### GOAL
Gather every line of the records that contains the string "prep", matching case exactly.

Element position data

** start **

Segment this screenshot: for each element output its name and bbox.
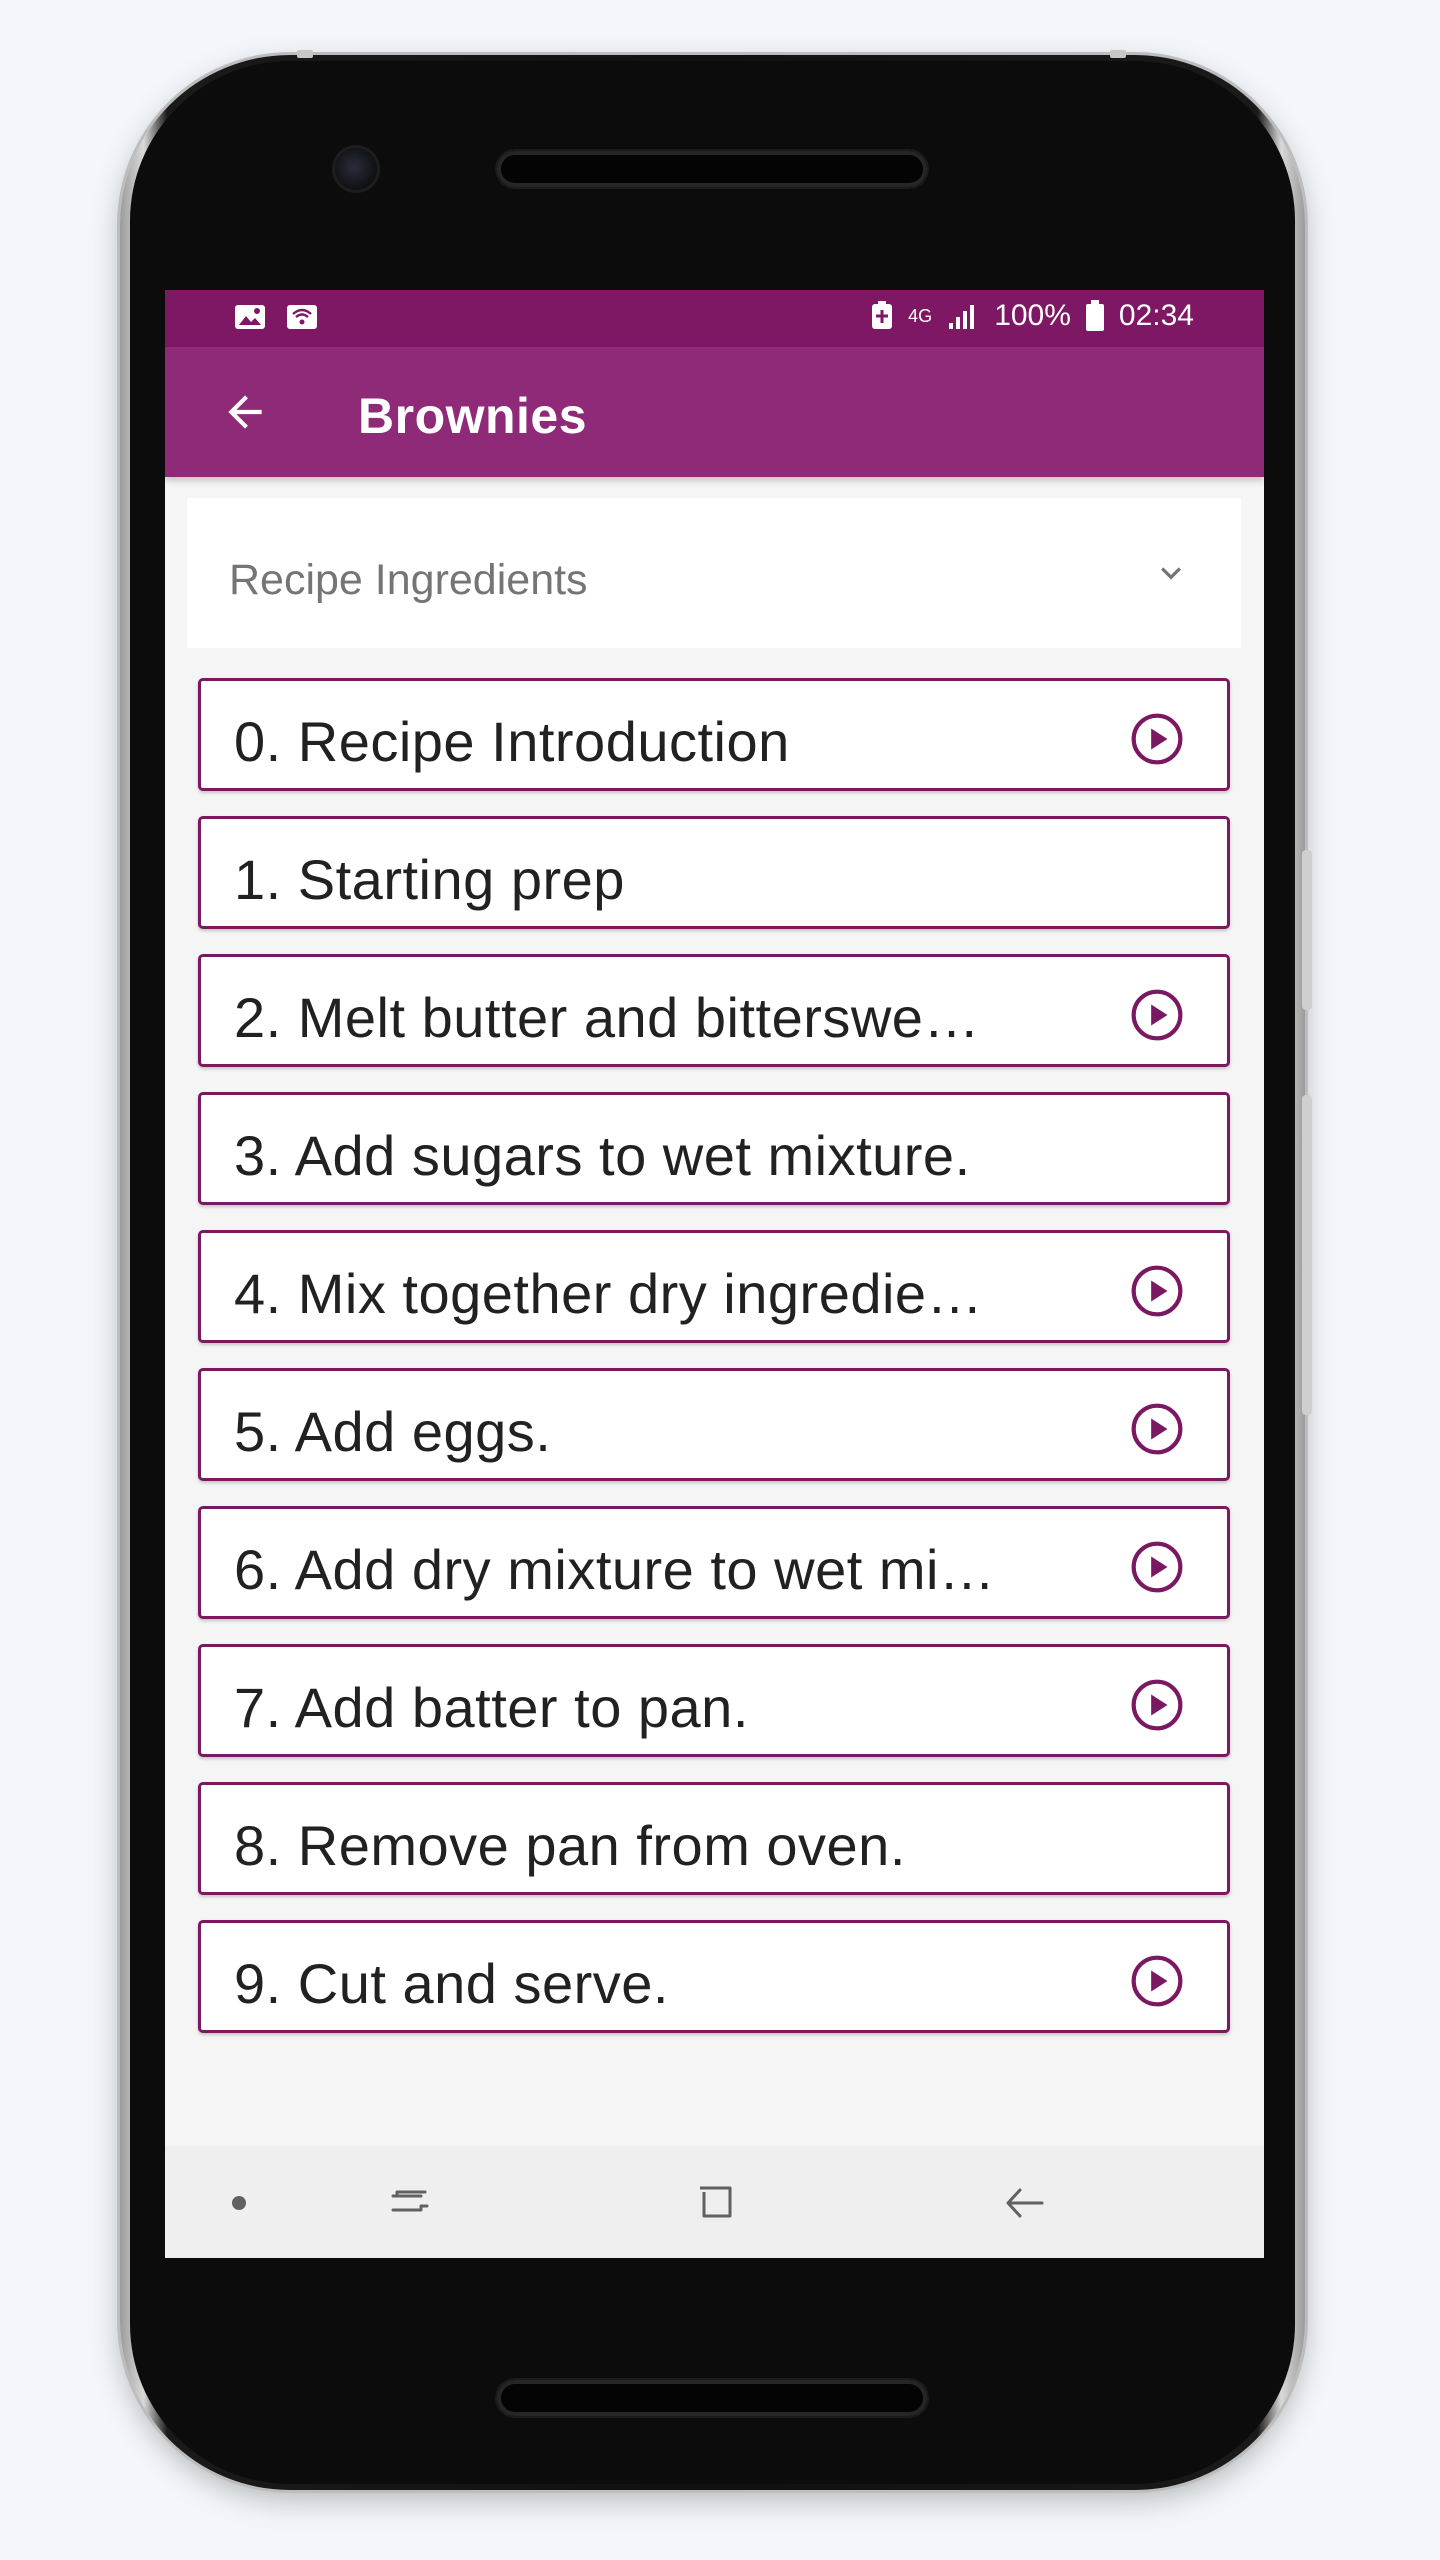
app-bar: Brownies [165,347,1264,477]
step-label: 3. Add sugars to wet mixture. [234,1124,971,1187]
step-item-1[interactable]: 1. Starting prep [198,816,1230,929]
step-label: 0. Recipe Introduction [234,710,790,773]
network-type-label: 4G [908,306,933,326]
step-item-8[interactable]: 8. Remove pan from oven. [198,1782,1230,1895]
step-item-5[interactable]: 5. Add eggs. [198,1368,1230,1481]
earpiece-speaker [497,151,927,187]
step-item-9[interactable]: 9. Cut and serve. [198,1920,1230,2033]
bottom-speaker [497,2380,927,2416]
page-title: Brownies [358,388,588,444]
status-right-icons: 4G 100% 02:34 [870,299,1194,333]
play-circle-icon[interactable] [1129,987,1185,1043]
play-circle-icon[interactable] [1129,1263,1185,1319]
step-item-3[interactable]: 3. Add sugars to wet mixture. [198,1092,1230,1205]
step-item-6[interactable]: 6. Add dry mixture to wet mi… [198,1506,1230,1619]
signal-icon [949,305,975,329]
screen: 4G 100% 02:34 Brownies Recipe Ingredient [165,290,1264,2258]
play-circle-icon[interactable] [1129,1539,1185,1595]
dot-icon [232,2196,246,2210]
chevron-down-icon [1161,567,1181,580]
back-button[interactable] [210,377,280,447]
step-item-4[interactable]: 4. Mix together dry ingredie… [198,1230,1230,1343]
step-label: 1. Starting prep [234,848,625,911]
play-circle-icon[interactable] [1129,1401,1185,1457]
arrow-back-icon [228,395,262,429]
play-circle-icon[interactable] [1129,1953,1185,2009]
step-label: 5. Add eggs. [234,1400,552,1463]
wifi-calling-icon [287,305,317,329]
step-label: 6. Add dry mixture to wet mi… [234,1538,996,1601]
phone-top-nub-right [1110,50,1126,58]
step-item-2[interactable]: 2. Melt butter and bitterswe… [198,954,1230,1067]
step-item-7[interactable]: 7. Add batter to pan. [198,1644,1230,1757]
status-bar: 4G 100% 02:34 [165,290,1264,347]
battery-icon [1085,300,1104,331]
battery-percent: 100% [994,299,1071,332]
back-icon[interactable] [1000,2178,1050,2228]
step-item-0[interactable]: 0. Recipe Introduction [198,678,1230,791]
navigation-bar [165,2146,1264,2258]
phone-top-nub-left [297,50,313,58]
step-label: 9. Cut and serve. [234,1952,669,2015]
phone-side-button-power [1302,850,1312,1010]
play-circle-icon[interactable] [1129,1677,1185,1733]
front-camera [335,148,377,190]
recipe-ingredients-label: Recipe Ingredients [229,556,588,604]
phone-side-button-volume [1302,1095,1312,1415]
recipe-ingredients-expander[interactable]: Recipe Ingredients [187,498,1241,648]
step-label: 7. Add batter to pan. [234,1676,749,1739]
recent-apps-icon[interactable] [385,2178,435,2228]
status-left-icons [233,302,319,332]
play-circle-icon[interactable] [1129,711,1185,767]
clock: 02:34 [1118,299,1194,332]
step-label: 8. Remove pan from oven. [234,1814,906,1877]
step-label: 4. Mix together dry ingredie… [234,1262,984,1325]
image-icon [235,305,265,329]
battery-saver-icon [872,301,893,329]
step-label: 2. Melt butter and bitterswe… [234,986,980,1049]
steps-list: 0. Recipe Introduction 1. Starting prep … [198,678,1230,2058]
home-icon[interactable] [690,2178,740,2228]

** end **

### COMPLETED TASK
step-item-1[interactable]: 1. Starting prep [198,816,1230,929]
step-label: 1. Starting prep [234,848,625,911]
steps-list: 0. Recipe Introduction 1. Starting prep … [198,678,1230,2058]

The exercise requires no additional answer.